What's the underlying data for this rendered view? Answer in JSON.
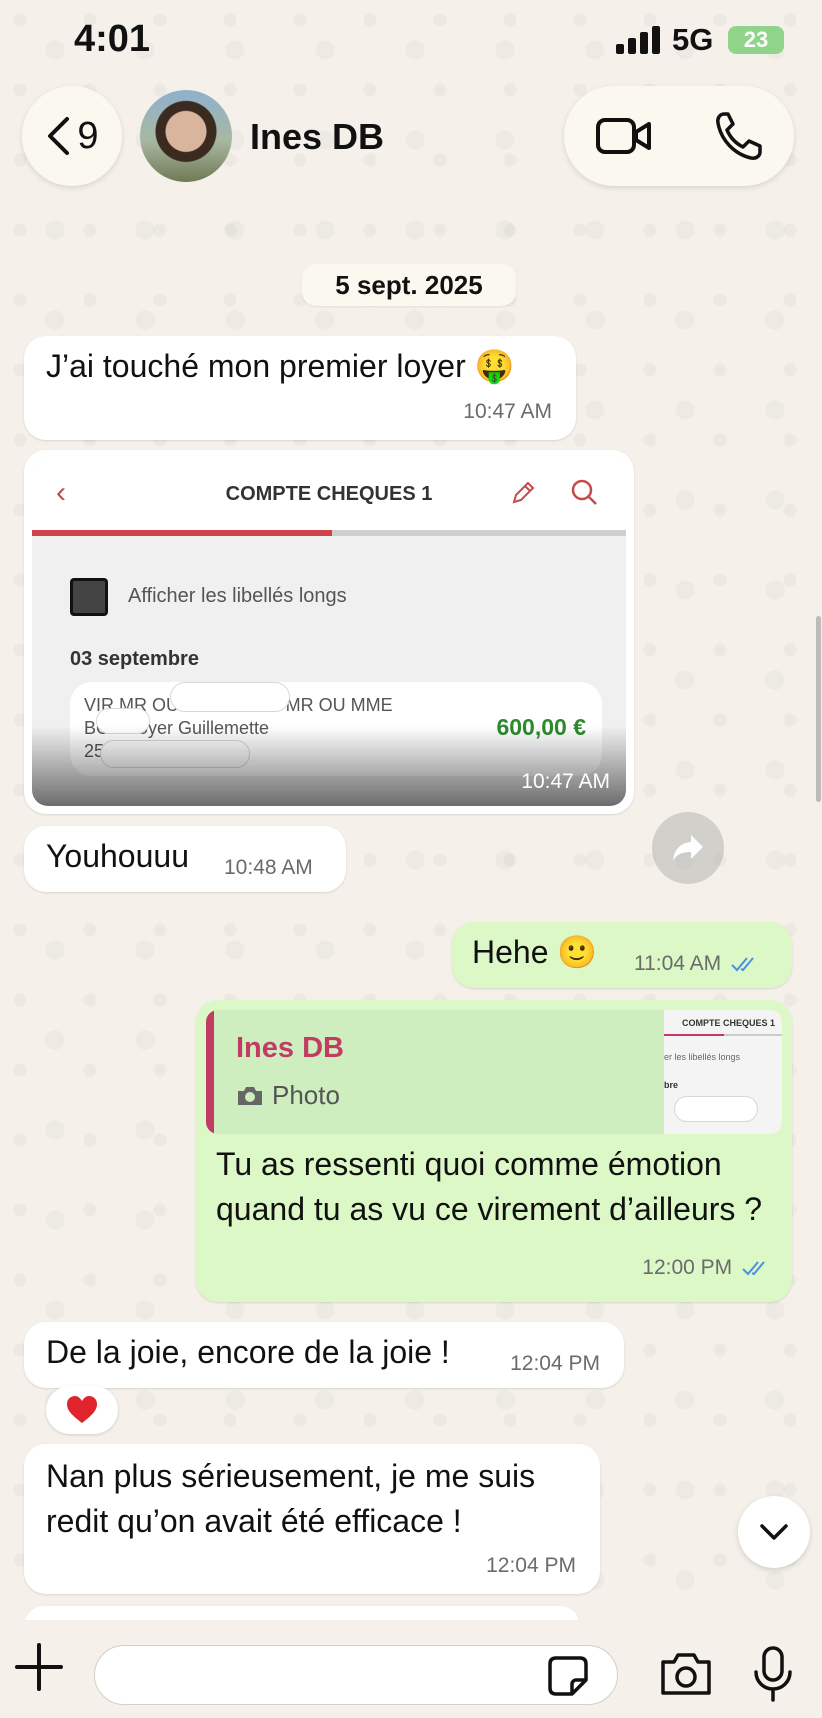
{
  "status_bar": {
    "time": "4:01",
    "network": "5G",
    "battery": "23"
  },
  "header": {
    "back_count": "9",
    "contact_name": "Ines  DB"
  },
  "chat": {
    "date_separator": "5 sept. 2025",
    "messages": [
      {
        "direction": "incoming",
        "text": "J’ai touché mon premier loyer 🤑",
        "time": "10:47 AM"
      },
      {
        "direction": "incoming",
        "type": "image",
        "time": "10:47 AM",
        "image": {
          "title": "COMPTE CHEQUES 1",
          "checkbox_label": "Afficher les libellés longs",
          "date": "03 septembre",
          "tx_line1": "VIR MR OU MME BOUT    MR OU MME",
          "tx_line2": "BOU     Loyer Guillemette",
          "tx_line3": "25",
          "amount": "600,00 €"
        }
      },
      {
        "direction": "incoming",
        "text": "Youhouuu",
        "time": "10:48 AM"
      },
      {
        "direction": "outgoing",
        "text": "Hehe 🙂",
        "time": "11:04 AM",
        "status": "read"
      },
      {
        "direction": "outgoing",
        "reply_to": {
          "author": "Ines  DB",
          "label": "Photo",
          "thumb_title": "COMPTE CHEQUES 1",
          "thumb_line1": "er les libellés longs",
          "thumb_line2": "bre"
        },
        "text": "Tu as ressenti quoi comme émotion quand tu as vu ce virement d’ailleurs ?",
        "time": "12:00 PM",
        "status": "read"
      },
      {
        "direction": "incoming",
        "text": "De la joie, encore de la joie !",
        "time": "12:04 PM",
        "reaction": "❤️"
      },
      {
        "direction": "incoming",
        "text": "Nan plus sérieusement, je me suis redit qu’on avait été efficace !",
        "time": "12:04 PM"
      }
    ]
  },
  "composer": {
    "message_value": ""
  },
  "colors": {
    "incoming_bubble": "#ffffff",
    "outgoing_bubble": "#dcf8c6",
    "read_ticks": "#4a90e2",
    "amount": "#2d8a2d",
    "quote_accent": "#c23b63"
  }
}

## EXERCISE REQUIREMENTS
Make an exact copy of every record, pictures excluded.

## CORRECT RESULT
What's the underlying data for this rendered view? Answer in JSON.
{
  "status_bar": {
    "time": "4:01",
    "network": "5G",
    "battery": "23"
  },
  "header": {
    "back_count": "9",
    "contact_name": "Ines  DB"
  },
  "chat": {
    "date_separator": "5 sept. 2025",
    "messages": [
      {
        "direction": "incoming",
        "text": "J’ai touché mon premier loyer 🤑",
        "time": "10:47 AM"
      },
      {
        "direction": "incoming",
        "type": "image",
        "time": "10:47 AM",
        "image": {
          "title": "COMPTE CHEQUES 1",
          "checkbox_label": "Afficher les libellés longs",
          "date": "03 septembre",
          "tx_line1": "VIR MR OU MME BOUT    MR OU MME",
          "tx_line2": "BOU     Loyer Guillemette",
          "tx_line3": "25",
          "amount": "600,00 €"
        }
      },
      {
        "direction": "incoming",
        "text": "Youhouuu",
        "time": "10:48 AM"
      },
      {
        "direction": "outgoing",
        "text": "Hehe 🙂",
        "time": "11:04 AM",
        "status": "read"
      },
      {
        "direction": "outgoing",
        "reply_to": {
          "author": "Ines  DB",
          "label": "Photo",
          "thumb_title": "COMPTE CHEQUES 1",
          "thumb_line1": "er les libellés longs",
          "thumb_line2": "bre"
        },
        "text": "Tu as ressenti quoi comme émotion quand tu as vu ce virement d’ailleurs ?",
        "time": "12:00 PM",
        "status": "read"
      },
      {
        "direction": "incoming",
        "text": "De la joie, encore de la joie !",
        "time": "12:04 PM",
        "reaction": "❤️"
      },
      {
        "direction": "incoming",
        "text": "Nan plus sérieusement, je me suis redit qu’on avait été efficace !",
        "time": "12:04 PM"
      }
    ]
  },
  "composer": {
    "message_value": ""
  },
  "colors": {
    "incoming_bubble": "#ffffff",
    "outgoing_bubble": "#dcf8c6",
    "read_ticks": "#4a90e2",
    "amount": "#2d8a2d",
    "quote_accent": "#c23b63"
  }
}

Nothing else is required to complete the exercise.